▶ _EXERCISE DETAILS_: Copy each line containing the word "color" from the records that follow, please.

··· SUPPLIED DATA ···

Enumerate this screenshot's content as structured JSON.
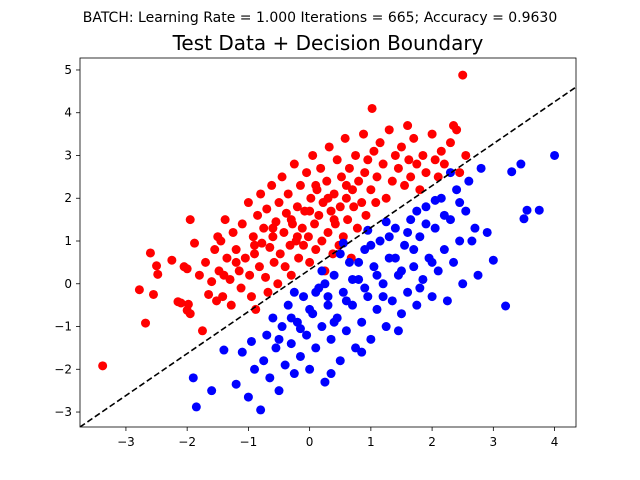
{
  "figure": {
    "suptitle": "BATCH: Learning Rate = 1.000 Iterations = 665; Accuracy = 0.9630"
  },
  "chart_data": {
    "type": "scatter",
    "title": "Test Data + Decision Boundary",
    "xlabel": "",
    "ylabel": "",
    "xlim": [
      -3.75,
      4.35
    ],
    "ylim": [
      -3.35,
      5.28
    ],
    "xticks": [
      -3,
      -2,
      -1,
      0,
      1,
      2,
      3,
      4
    ],
    "yticks": [
      -3,
      -2,
      -1,
      0,
      1,
      2,
      3,
      4,
      5
    ],
    "grid": false,
    "legend": "none",
    "decision_boundary": {
      "style": "dashed",
      "color": "#000000",
      "points": [
        [
          -3.75,
          -3.35
        ],
        [
          4.35,
          4.6
        ]
      ]
    },
    "series": [
      {
        "color": "#ff0000",
        "points": [
          [
            -3.38,
            -1.92
          ],
          [
            -2.78,
            -0.14
          ],
          [
            -2.68,
            -0.92
          ],
          [
            -2.6,
            0.72
          ],
          [
            -2.55,
            -0.25
          ],
          [
            -2.5,
            0.42
          ],
          [
            -2.48,
            0.22
          ],
          [
            -2.25,
            0.55
          ],
          [
            -2.15,
            -0.42
          ],
          [
            -2.1,
            -0.45
          ],
          [
            -2.0,
            -0.62
          ],
          [
            -1.98,
            -0.48
          ],
          [
            -1.95,
            -0.7
          ],
          [
            -2.0,
            0.35
          ],
          [
            -2.05,
            0.4
          ],
          [
            -1.95,
            1.5
          ],
          [
            -1.88,
            0.95
          ],
          [
            -1.8,
            0.2
          ],
          [
            -1.75,
            -1.1
          ],
          [
            -1.7,
            0.5
          ],
          [
            -1.65,
            -0.25
          ],
          [
            -1.6,
            0.05
          ],
          [
            -1.55,
            0.8
          ],
          [
            -1.52,
            -0.4
          ],
          [
            -1.5,
            1.1
          ],
          [
            -1.48,
            0.3
          ],
          [
            -1.45,
            1.0
          ],
          [
            -1.42,
            -0.3
          ],
          [
            -1.4,
            0.2
          ],
          [
            -1.38,
            1.5
          ],
          [
            -1.35,
            0.6
          ],
          [
            -1.3,
            0.1
          ],
          [
            -1.28,
            -0.5
          ],
          [
            -1.25,
            1.2
          ],
          [
            -1.2,
            0.8
          ],
          [
            -1.15,
            0.3
          ],
          [
            -1.12,
            -0.1
          ],
          [
            -1.1,
            1.4
          ],
          [
            -1.05,
            0.6
          ],
          [
            -1.0,
            1.9
          ],
          [
            -0.98,
            0.2
          ],
          [
            -0.95,
            -0.3
          ],
          [
            -0.92,
            1.1
          ],
          [
            -0.9,
            0.7
          ],
          [
            -0.88,
            -0.6
          ],
          [
            -0.85,
            1.6
          ],
          [
            -0.82,
            0.4
          ],
          [
            -0.8,
            2.1
          ],
          [
            -0.78,
            0.95
          ],
          [
            -0.75,
            1.3
          ],
          [
            -0.72,
            0.15
          ],
          [
            -0.7,
            1.75
          ],
          [
            -0.68,
            -0.2
          ],
          [
            -0.65,
            0.85
          ],
          [
            -0.62,
            2.3
          ],
          [
            -0.6,
            1.1
          ],
          [
            -0.58,
            0.5
          ],
          [
            -0.55,
            1.45
          ],
          [
            -0.52,
            0.0
          ],
          [
            -0.5,
            1.9
          ],
          [
            -0.48,
            0.7
          ],
          [
            -0.45,
            2.5
          ],
          [
            -0.42,
            1.2
          ],
          [
            -0.4,
            0.4
          ],
          [
            -0.38,
            1.65
          ],
          [
            -0.35,
            2.1
          ],
          [
            -0.32,
            0.9
          ],
          [
            -0.3,
            0.2
          ],
          [
            -0.28,
            1.4
          ],
          [
            -0.25,
            2.8
          ],
          [
            -0.22,
            1.0
          ],
          [
            -0.2,
            1.8
          ],
          [
            -0.18,
            0.6
          ],
          [
            -0.15,
            2.3
          ],
          [
            -0.12,
            1.3
          ],
          [
            -0.1,
            0.9
          ],
          [
            -0.08,
            1.7
          ],
          [
            -0.05,
            2.6
          ],
          [
            -0.02,
            1.1
          ],
          [
            0.0,
            0.5
          ],
          [
            0.02,
            2.0
          ],
          [
            0.05,
            3.0
          ],
          [
            0.08,
            1.4
          ],
          [
            0.1,
            0.8
          ],
          [
            0.12,
            2.2
          ],
          [
            0.15,
            1.6
          ],
          [
            0.18,
            2.7
          ],
          [
            0.2,
            1.0
          ],
          [
            0.22,
            1.9
          ],
          [
            0.25,
            0.3
          ],
          [
            0.28,
            2.4
          ],
          [
            0.3,
            1.2
          ],
          [
            0.32,
            3.2
          ],
          [
            0.35,
            1.7
          ],
          [
            0.38,
            0.7
          ],
          [
            0.4,
            2.1
          ],
          [
            0.42,
            1.4
          ],
          [
            0.45,
            2.9
          ],
          [
            0.48,
            0.9
          ],
          [
            0.5,
            1.8
          ],
          [
            0.52,
            2.5
          ],
          [
            0.55,
            1.1
          ],
          [
            0.58,
            3.4
          ],
          [
            0.6,
            2.0
          ],
          [
            0.62,
            1.5
          ],
          [
            0.65,
            2.7
          ],
          [
            0.68,
            0.6
          ],
          [
            0.7,
            2.2
          ],
          [
            0.72,
            1.8
          ],
          [
            0.75,
            3.0
          ],
          [
            0.78,
            1.3
          ],
          [
            0.8,
            2.4
          ],
          [
            0.85,
            1.9
          ],
          [
            0.88,
            3.5
          ],
          [
            0.9,
            2.6
          ],
          [
            0.92,
            1.6
          ],
          [
            0.95,
            2.9
          ],
          [
            1.0,
            2.2
          ],
          [
            1.02,
            4.1
          ],
          [
            1.05,
            3.1
          ],
          [
            1.08,
            1.9
          ],
          [
            1.1,
            2.5
          ],
          [
            1.15,
            3.3
          ],
          [
            1.2,
            2.8
          ],
          [
            1.25,
            2.0
          ],
          [
            1.3,
            3.6
          ],
          [
            1.35,
            2.4
          ],
          [
            1.4,
            3.0
          ],
          [
            1.45,
            2.7
          ],
          [
            1.5,
            3.2
          ],
          [
            1.55,
            2.3
          ],
          [
            1.6,
            3.7
          ],
          [
            1.62,
            2.9
          ],
          [
            1.65,
            2.5
          ],
          [
            1.7,
            3.4
          ],
          [
            1.75,
            2.8
          ],
          [
            1.8,
            2.2
          ],
          [
            1.85,
            3.0
          ],
          [
            1.9,
            2.6
          ],
          [
            2.0,
            3.5
          ],
          [
            2.05,
            2.9
          ],
          [
            2.1,
            2.5
          ],
          [
            2.15,
            3.1
          ],
          [
            2.2,
            2.8
          ],
          [
            2.3,
            3.3
          ],
          [
            2.35,
            3.7
          ],
          [
            2.4,
            3.6
          ],
          [
            2.5,
            4.88
          ],
          [
            2.55,
            3.0
          ],
          [
            2.45,
            2.6
          ],
          [
            -0.6,
            1.3
          ],
          [
            -0.3,
            1.5
          ],
          [
            0.0,
            1.7
          ],
          [
            0.3,
            2.0
          ],
          [
            0.6,
            2.3
          ],
          [
            -1.2,
            0.5
          ],
          [
            -0.9,
            0.9
          ],
          [
            0.1,
            2.3
          ],
          [
            0.4,
            1.5
          ],
          [
            -0.2,
            1.1
          ]
        ]
      },
      {
        "color": "#0000ff",
        "points": [
          [
            -1.9,
            -2.2
          ],
          [
            -1.85,
            -2.88
          ],
          [
            -1.6,
            -2.5
          ],
          [
            -1.4,
            -1.55
          ],
          [
            -1.2,
            -2.35
          ],
          [
            -1.1,
            -1.6
          ],
          [
            -1.0,
            -2.65
          ],
          [
            -0.9,
            -2.0
          ],
          [
            -0.8,
            -2.95
          ],
          [
            -0.75,
            -1.8
          ],
          [
            -0.7,
            -1.2
          ],
          [
            -0.65,
            -2.2
          ],
          [
            -0.6,
            -0.8
          ],
          [
            -0.55,
            -1.5
          ],
          [
            -0.5,
            -2.5
          ],
          [
            -0.45,
            -1.0
          ],
          [
            -0.4,
            -1.9
          ],
          [
            -0.35,
            -0.5
          ],
          [
            -0.3,
            -1.4
          ],
          [
            -0.25,
            -2.1
          ],
          [
            -0.2,
            -0.9
          ],
          [
            -0.15,
            -1.7
          ],
          [
            -0.1,
            -0.3
          ],
          [
            -0.05,
            -1.2
          ],
          [
            0.0,
            -2.0
          ],
          [
            0.05,
            -0.7
          ],
          [
            0.1,
            -1.5
          ],
          [
            0.15,
            -0.1
          ],
          [
            0.2,
            -1.0
          ],
          [
            0.25,
            -2.3
          ],
          [
            0.3,
            -0.5
          ],
          [
            0.35,
            -1.3
          ],
          [
            0.4,
            0.2
          ],
          [
            0.45,
            -0.8
          ],
          [
            0.5,
            -1.8
          ],
          [
            0.55,
            -0.2
          ],
          [
            0.6,
            -1.1
          ],
          [
            0.65,
            0.5
          ],
          [
            0.7,
            -0.5
          ],
          [
            0.75,
            -1.5
          ],
          [
            0.8,
            0.1
          ],
          [
            0.85,
            -0.9
          ],
          [
            0.9,
            0.8
          ],
          [
            0.95,
            -0.3
          ],
          [
            1.0,
            -1.3
          ],
          [
            1.05,
            0.4
          ],
          [
            1.1,
            -0.6
          ],
          [
            1.15,
            1.0
          ],
          [
            1.2,
            0.0
          ],
          [
            1.25,
            -1.0
          ],
          [
            1.3,
            0.6
          ],
          [
            1.35,
            -0.4
          ],
          [
            1.4,
            1.3
          ],
          [
            1.45,
            0.2
          ],
          [
            1.5,
            -0.7
          ],
          [
            1.55,
            0.9
          ],
          [
            1.6,
            -0.2
          ],
          [
            1.65,
            1.5
          ],
          [
            1.7,
            0.4
          ],
          [
            1.75,
            -0.5
          ],
          [
            1.8,
            1.1
          ],
          [
            1.85,
            0.1
          ],
          [
            1.9,
            1.8
          ],
          [
            1.95,
            0.6
          ],
          [
            2.0,
            -0.3
          ],
          [
            2.05,
            1.3
          ],
          [
            2.1,
            0.3
          ],
          [
            2.15,
            2.0
          ],
          [
            2.2,
            0.8
          ],
          [
            2.25,
            -0.4
          ],
          [
            2.3,
            1.5
          ],
          [
            2.35,
            0.5
          ],
          [
            2.4,
            2.2
          ],
          [
            2.45,
            1.0
          ],
          [
            2.5,
            0.0
          ],
          [
            2.55,
            1.7
          ],
          [
            2.6,
            2.4
          ],
          [
            2.7,
            1.3
          ],
          [
            2.8,
            2.7
          ],
          [
            2.9,
            1.2
          ],
          [
            3.0,
            0.55
          ],
          [
            3.2,
            -0.52
          ],
          [
            3.3,
            2.62
          ],
          [
            3.45,
            2.8
          ],
          [
            3.5,
            1.52
          ],
          [
            3.55,
            1.72
          ],
          [
            3.75,
            1.72
          ],
          [
            4.0,
            3.0
          ],
          [
            0.2,
            0.3
          ],
          [
            0.5,
            0.7
          ],
          [
            0.8,
            0.5
          ],
          [
            1.0,
            0.9
          ],
          [
            1.3,
            1.1
          ],
          [
            1.6,
            1.2
          ],
          [
            1.9,
            1.4
          ],
          [
            2.2,
            1.6
          ],
          [
            0.3,
            -0.3
          ],
          [
            0.7,
            0.1
          ],
          [
            1.1,
            0.2
          ],
          [
            1.5,
            0.3
          ],
          [
            0.0,
            -0.6
          ],
          [
            0.4,
            -0.9
          ],
          [
            0.9,
            -0.1
          ],
          [
            1.2,
            -0.3
          ],
          [
            -0.3,
            -0.8
          ],
          [
            0.6,
            -0.4
          ],
          [
            1.7,
            0.8
          ],
          [
            2.0,
            0.5
          ],
          [
            1.4,
            0.6
          ],
          [
            1.8,
            -0.1
          ],
          [
            0.1,
            -0.2
          ],
          [
            -0.5,
            -1.3
          ],
          [
            2.75,
            0.2
          ],
          [
            2.65,
            1.0
          ],
          [
            1.45,
            -1.1
          ],
          [
            0.85,
            -1.6
          ],
          [
            0.35,
            -2.1
          ],
          [
            -0.95,
            -1.35
          ],
          [
            -0.15,
            -1.05
          ],
          [
            2.3,
            2.6
          ],
          [
            2.05,
            1.95
          ],
          [
            1.25,
            1.45
          ],
          [
            0.95,
            1.25
          ],
          [
            0.55,
            0.95
          ],
          [
            1.75,
            1.7
          ],
          [
            2.45,
            1.9
          ],
          [
            0.25,
            0.0
          ],
          [
            -0.25,
            -0.2
          ]
        ]
      }
    ]
  }
}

···

▶ _THE OUTPUT_:
      "color": "#000000",
        "color": "#ff0000",
        "color": "#0000ff",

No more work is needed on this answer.